(Element placement data)
# # # #

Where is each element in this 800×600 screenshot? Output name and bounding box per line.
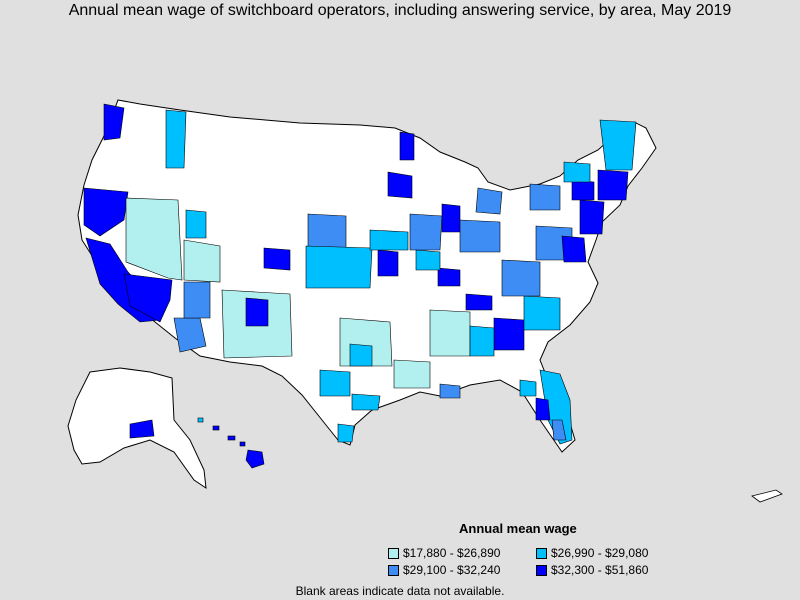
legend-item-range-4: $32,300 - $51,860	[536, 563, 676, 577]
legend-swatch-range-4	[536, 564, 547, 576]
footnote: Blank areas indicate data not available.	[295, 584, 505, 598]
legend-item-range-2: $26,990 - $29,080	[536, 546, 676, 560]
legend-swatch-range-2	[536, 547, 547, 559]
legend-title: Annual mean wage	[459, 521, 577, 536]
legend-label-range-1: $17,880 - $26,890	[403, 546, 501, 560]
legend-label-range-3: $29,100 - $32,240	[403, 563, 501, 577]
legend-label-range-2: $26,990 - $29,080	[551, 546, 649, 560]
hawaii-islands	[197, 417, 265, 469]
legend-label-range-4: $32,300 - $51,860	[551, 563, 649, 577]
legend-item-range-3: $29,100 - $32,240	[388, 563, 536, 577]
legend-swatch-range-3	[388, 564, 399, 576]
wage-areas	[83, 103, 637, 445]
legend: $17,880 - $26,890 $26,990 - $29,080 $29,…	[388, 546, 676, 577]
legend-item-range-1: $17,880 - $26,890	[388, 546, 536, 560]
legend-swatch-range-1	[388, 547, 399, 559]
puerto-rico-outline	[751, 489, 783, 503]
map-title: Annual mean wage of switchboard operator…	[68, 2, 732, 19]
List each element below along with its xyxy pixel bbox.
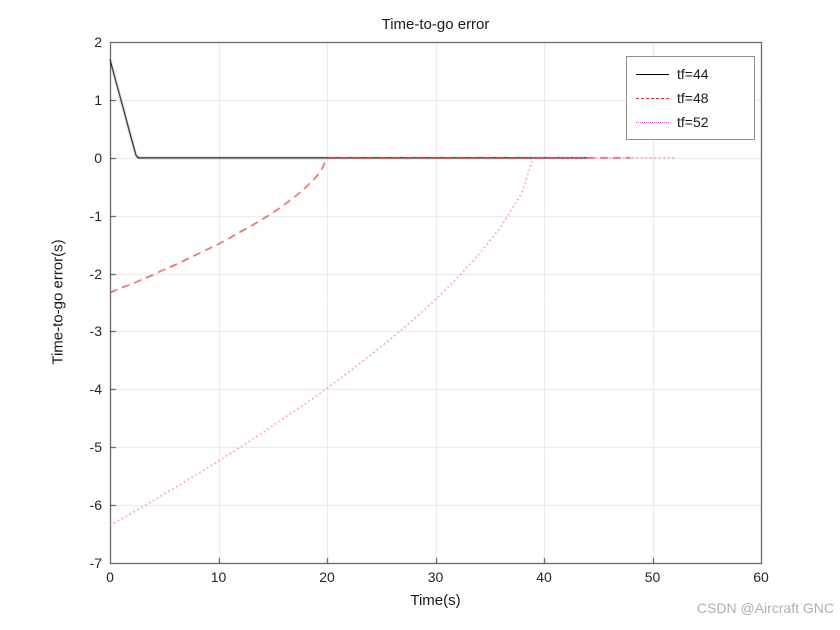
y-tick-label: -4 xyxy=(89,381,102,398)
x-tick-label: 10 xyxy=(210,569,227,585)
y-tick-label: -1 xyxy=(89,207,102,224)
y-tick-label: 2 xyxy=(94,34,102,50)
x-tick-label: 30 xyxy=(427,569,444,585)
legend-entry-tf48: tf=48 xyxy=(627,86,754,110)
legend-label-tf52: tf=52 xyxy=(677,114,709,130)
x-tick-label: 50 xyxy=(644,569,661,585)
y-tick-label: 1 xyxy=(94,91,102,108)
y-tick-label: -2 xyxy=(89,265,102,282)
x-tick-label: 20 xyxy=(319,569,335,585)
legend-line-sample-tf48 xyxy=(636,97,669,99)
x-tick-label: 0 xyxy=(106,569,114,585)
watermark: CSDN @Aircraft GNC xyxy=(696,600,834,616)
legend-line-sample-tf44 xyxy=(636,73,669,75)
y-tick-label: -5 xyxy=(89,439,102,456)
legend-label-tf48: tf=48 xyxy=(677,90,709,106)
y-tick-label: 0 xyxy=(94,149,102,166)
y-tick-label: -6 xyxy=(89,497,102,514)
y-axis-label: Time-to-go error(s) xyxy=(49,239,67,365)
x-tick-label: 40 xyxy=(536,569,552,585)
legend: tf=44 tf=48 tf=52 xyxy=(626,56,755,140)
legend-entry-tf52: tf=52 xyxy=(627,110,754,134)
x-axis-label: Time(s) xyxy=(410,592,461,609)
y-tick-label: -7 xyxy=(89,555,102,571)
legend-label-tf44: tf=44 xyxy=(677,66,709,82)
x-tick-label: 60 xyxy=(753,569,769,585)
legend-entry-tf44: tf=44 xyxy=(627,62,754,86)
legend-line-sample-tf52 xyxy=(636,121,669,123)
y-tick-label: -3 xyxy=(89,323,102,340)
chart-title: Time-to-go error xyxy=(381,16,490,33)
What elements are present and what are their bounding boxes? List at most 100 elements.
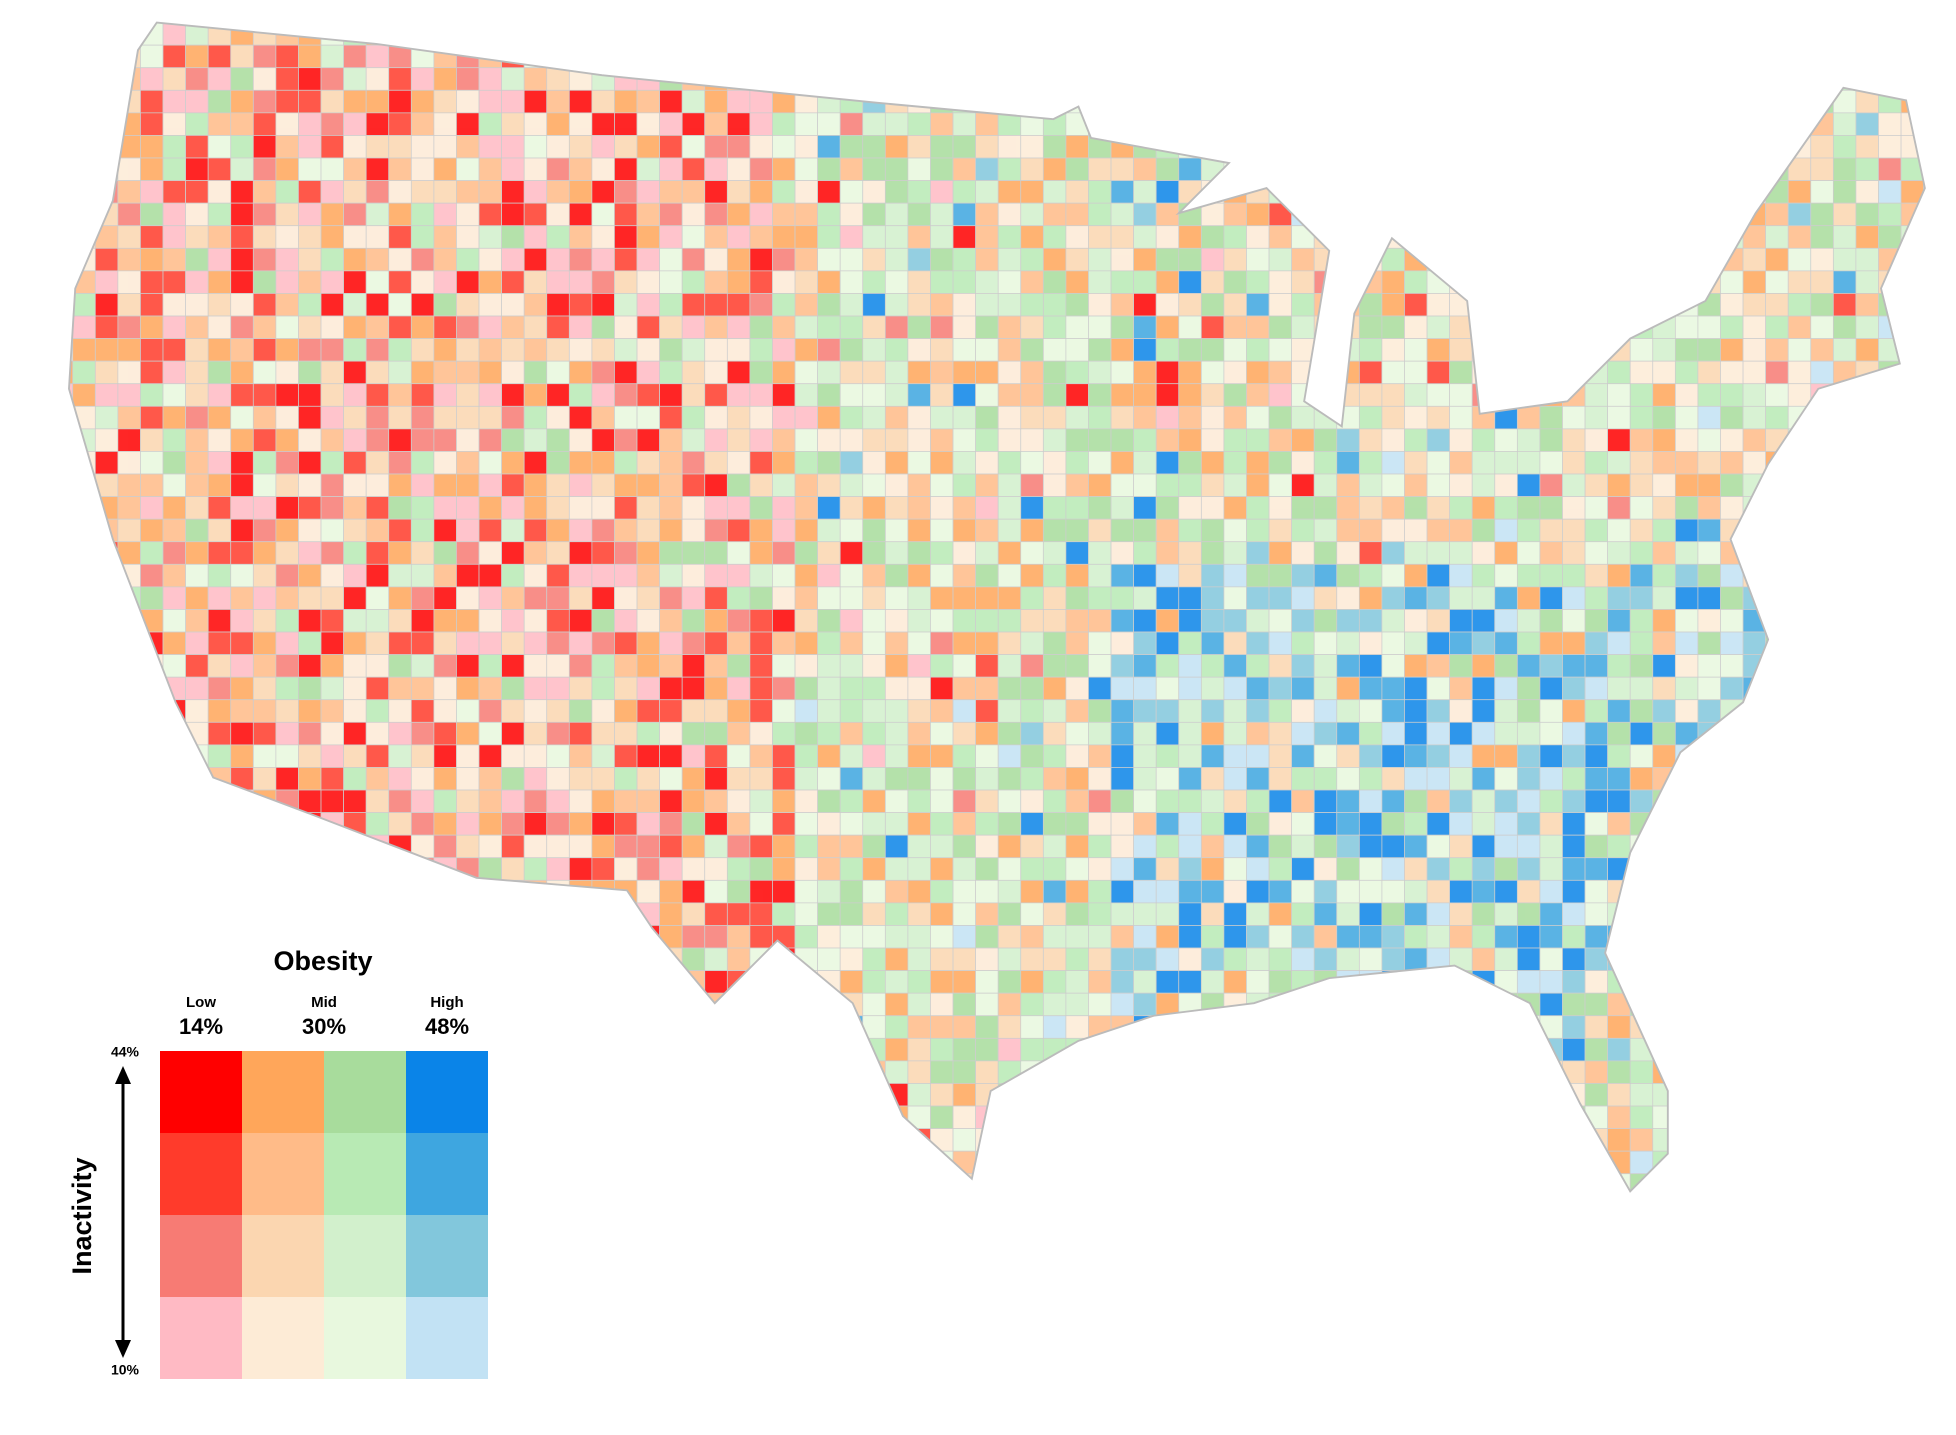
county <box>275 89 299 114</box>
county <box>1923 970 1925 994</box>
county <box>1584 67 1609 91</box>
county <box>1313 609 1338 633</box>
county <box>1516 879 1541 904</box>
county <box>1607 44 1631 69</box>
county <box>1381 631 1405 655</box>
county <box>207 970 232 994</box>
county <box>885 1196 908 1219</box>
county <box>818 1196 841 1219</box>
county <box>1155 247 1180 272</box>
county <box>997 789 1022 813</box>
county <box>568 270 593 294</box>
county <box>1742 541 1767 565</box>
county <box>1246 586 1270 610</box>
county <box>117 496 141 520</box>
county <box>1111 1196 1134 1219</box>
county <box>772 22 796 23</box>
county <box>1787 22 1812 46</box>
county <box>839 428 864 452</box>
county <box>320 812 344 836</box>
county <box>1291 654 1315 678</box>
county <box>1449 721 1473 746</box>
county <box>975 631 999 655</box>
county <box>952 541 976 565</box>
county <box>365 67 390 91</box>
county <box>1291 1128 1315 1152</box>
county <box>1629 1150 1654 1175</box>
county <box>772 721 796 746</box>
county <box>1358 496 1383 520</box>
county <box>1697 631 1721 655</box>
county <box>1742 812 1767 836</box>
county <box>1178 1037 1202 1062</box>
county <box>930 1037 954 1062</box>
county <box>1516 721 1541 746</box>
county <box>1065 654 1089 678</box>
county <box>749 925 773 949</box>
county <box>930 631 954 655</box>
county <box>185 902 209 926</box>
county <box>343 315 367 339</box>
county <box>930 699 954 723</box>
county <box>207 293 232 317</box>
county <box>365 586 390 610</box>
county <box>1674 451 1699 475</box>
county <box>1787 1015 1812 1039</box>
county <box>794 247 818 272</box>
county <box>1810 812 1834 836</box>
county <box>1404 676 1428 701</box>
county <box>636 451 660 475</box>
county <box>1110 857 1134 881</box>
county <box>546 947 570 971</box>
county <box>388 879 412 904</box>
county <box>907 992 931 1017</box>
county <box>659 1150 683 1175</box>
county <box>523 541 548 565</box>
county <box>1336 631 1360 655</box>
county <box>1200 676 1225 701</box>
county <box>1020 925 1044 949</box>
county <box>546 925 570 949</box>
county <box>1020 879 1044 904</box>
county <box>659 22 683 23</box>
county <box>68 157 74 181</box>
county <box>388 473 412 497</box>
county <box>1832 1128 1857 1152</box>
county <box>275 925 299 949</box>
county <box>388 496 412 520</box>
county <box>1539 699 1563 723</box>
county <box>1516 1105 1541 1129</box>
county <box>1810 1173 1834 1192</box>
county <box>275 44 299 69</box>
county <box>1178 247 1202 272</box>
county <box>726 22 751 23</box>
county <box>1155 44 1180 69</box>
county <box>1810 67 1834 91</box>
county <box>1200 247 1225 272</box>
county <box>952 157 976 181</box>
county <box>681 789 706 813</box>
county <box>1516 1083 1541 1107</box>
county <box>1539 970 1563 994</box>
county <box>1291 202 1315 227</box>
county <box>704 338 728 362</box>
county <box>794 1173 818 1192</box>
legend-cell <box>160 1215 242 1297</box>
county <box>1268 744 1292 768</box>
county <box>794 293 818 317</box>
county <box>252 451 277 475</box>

# # # #

**What the task requires:** Lay out the whole listing above as a JSON list of strings, one string per line, with blank lines dropped. Leave the pictures out.

**Finished answer:**
[
  "Where is each element in this 800×600 screenshot? Output name and bounding box per line.",
  "legend-item-range-4: $32,300 - $51,860\t[536, 563, 676, 577]",
  "legend-swatch-range-4\t[536, 564, 547, 576]",
  "footnote: Blank areas indicate data not available.\t[295, 584, 505, 598]",
  "legend-item-range-2: $26,990 - $29,080\t[536, 546, 676, 560]",
  "legend-swatch-range-2\t[536, 547, 547, 559]",
  "legend-title: Annual mean wage\t[459, 521, 577, 536]",
  "legend-label-range-1: $17,880 - $26,890\t[403, 546, 501, 560]",
  "legend-label-range-3: $29,100 - $32,240\t[403, 563, 501, 577]",
  "legend-label-range-2: $26,990 - $29,080\t[551, 546, 649, 560]",
  "hawaii-islands\t[197, 417, 265, 469]",
  "legend-label-range-4: $32,300 - $51,860\t[551, 563, 649, 577]",
  "legend-item-range-3: $29,100 - $32,240\t[388, 563, 536, 577]",
  "legend-swatch-range-3\t[388, 564, 399, 576]",
  "wage-areas\t[83, 103, 637, 445]",
  "legend: $17,880 - $26,890 $26,990 - $29,080 $29,…\t[388, 546, 676, 577]",
  "legend-item-range-1: $17,880 - $26,890\t[388, 546, 536, 560]",
  "legend-swatch-range-1\t[388, 547, 399, 559]",
  "puerto-rico-outline\t[751, 489, 783, 503]",
  "map-title: Annual mean wage of switchboard operator…\t[68, 2, 732, 19]",
  "List each element below along with its xyxy pixel bbox.",
  "y-tick-label: -4 xyxy=(89,381,102,398)",
  "x-tick-label: 10 xyxy=(210,569,227,585)",
  "y-tick-label: -1 xyxy=(89,207,102,224)",
  "y-tick-label: 2 xyxy=(94,34,102,50)",
  "x-tick-label: 30 xyxy=(427,569,444,585)",
  "legend-entry-tf48: tf=48 xyxy=(627,86,754,110)",
  "legend-label-tf52: tf=52 xyxy=(677,114,709,130)",
  "x-tick-label: 50 xyxy=(644,569,661,585)",
  "y-tick-label: 1 xyxy=(94,91,102,108)",
  "y-tick-label: -2 xyxy=(89,265,102,282)",
  "x-tick-label: 20 xyxy=(319,569,335,585)",
  "legend-line-sample-tf48 xyxy=(636,97,669,99)",
  "x-tick-label: 0 xyxy=(106,569,114,585)",
  "watermark: CSDN @Aircraft GNC xyxy=(696,600,834,616)",
  "legend-line-sample-tf44 xyxy=(636,73,669,75)",
  "y-tick-label: -5 xyxy=(89,439,102,456)",
  "legend-label-tf48: tf=48 xyxy=(677,90,709,106)",
  "y-tick-label: 0 xyxy=(94,149,102,166)",
  "y-tick-label: -6 xyxy=(89,497,102,514)",
  "y-axis-label: Time-to-go error(s) xyxy=(49,239,67,365)",
  "x-tick-label: 40 xyxy=(536,569,552,585)",
  "legend: tf=44 tf=48 tf=52 xyxy=(626,56,755,140)",
  "legend-entry-tf52: tf=52 xyxy=(627,110,754,134)",
  "x-axis-label: Time(s) xyxy=(410,592,461,609)",
  "y-tick-label: -7 xyxy=(89,555,102,571)",
  "legend-label-tf44: tf=44 xyxy=(677,66,709,82)",
  "x-tick-label: 60 xyxy=(753,569,769,585)",
  "legend-entry-tf44: tf=44 xyxy=(627,62,754,86)",
  "legend-line-sample-tf52 xyxy=(636,121,669,123)",
  "y-tick-label: -3 xyxy=(89,323,102,340)",
  "chart-title: Time-to-go error xyxy=(381,16,490,33)",
  "What elements are present and what are their bounding boxes? List at most 100 elements.",
  "county <box>275 89 299 114</box>",
  "county <box>1923 970 1925 994</box>",
  "county <box>1584 67 1609 91</box>",
  "county <box>1313 609 1338 633</box>",
  "county <box>1516 879 1541 904</box>",
  "county <box>1607 44 1631 69</box>",
  "county <box>1381 631 1405 655</box>",
  "county <box>207 970 232 994</box>",
  "county <box>885 1196 908 1219</box>",
  "county <box>818 1196 841 1219</box>",
  "county <box>1155 247 1180 272</box>",
  "county <box>997 789 1022 813</box>",
  "county <box>568 270 593 294</box>",
  "county <box>1742 541 1767 565</box>",
  "county <box>1246 586 1270 610</box>",
  "county <box>117 496 141 520</box>",
  "county <box>1111 1196 1134 1219</box>",
  "county <box>772 22 796 23</box>",
  "county <box>1787 22 1812 46</box>",
  "county <box>839 428 864 452</box>",
  "county <box>320 812 344 836</box>",
  "county <box>1291 654 1315 678</box>",
  "county <box>1449 721 1473 746</box>",
  "county <box>975 631 999 655</box>",
  "county <box>952 541 976 565</box>",
  "county <box>365 67 390 91</box>",
  "county <box>1291 1128 1315 1152</box>",
  "county <box>1629 1150 1654 1175</box>",
  "county <box>772 721 796 746</box>",
  "county <box>1358 496 1383 520</box>",
  "county <box>1697 631 1721 655</box>",
  "county <box>1742 812 1767 836</box>",
  "county <box>1178 1037 1202 1062</box>",
  "county <box>930 1037 954 1062</box>",
  "county <box>1516 721 1541 746</box>",
  "county <box>1065 654 1089 678</box>",
  "county <box>749 925 773 949</box>",
  "county <box>930 631 954 655</box>",
  "county <box>185 902 209 926</box>",
  "county <box>343 315 367 339</box>",
  "county <box>930 699 954 723</box>",
  "county <box>207 293 232 317</box>",
  "county <box>365 586 390 610</box>",
  "county <box>1674 451 1699 475</box>",
  "county <box>1787 1015 1812 1039</box>",
  "county <box>794 247 818 272</box>",
  "county <box>1810 812 1834 836</box>",
  "county <box>1404 676 1428 701</box>",
  "county <box>636 451 660 475</box>",
  "county <box>1110 857 1134 881</box>",
  "county <box>546 947 570 971</box>",
  "county <box>388 879 412 904</box>",
  "county <box>907 992 931 1017</box>",
  "county <box>659 1150 683 1175</box>",
  "county <box>523 541 548 565</box>",
  "county <box>1336 631 1360 655</box>",
  "county <box>1200 676 1225 701</box>",
  "county <box>1020 925 1044 949</box>",
  "county <box>546 925 570 949</box>",
  "county <box>1020 879 1044 904</box>",
  "county <box>659 22 683 23</box>",
  "county <box>68 157 74 181</box>",
  "county <box>388 473 412 497</box>",
  "county <box>1832 1128 1857 1152</box>",
  "county <box>275 925 299 949</box>",
  "county <box>388 496 412 520</box>",
  "county <box>1539 699 1563 723</box>",
  "county <box>1516 1105 1541 1129</box>",
  "county <box>1810 1173 1834 1192</box>",
  "county <box>275 44 299 69</box>",
  "county <box>1178 247 1202 272</box>",
  "county <box>726 22 751 23</box>",
  "county <box>1155 44 1180 69</box>",
  "county <box>1810 67 1834 91</box>",
  "county <box>1200 247 1225 272</box>",
  "county <box>952 157 976 181</box>",
  "county <box>681 789 706 813</box>",
  "county <box>1516 1083 1541 1107</box>",
  "county <box>1539 970 1563 994</box>",
  "county <box>1291 202 1315 227</box>",
  "county <box>704 338 728 362</box>",
  "county <box>794 1173 818 1192</box>",
  "legend-cell <box>160 1215 242 1297</box>",
  "county <box>1268 744 1292 768</box>",
  "county <box>794 293 818 317</box>",
  "county <box>252 451 277 475</box>"
]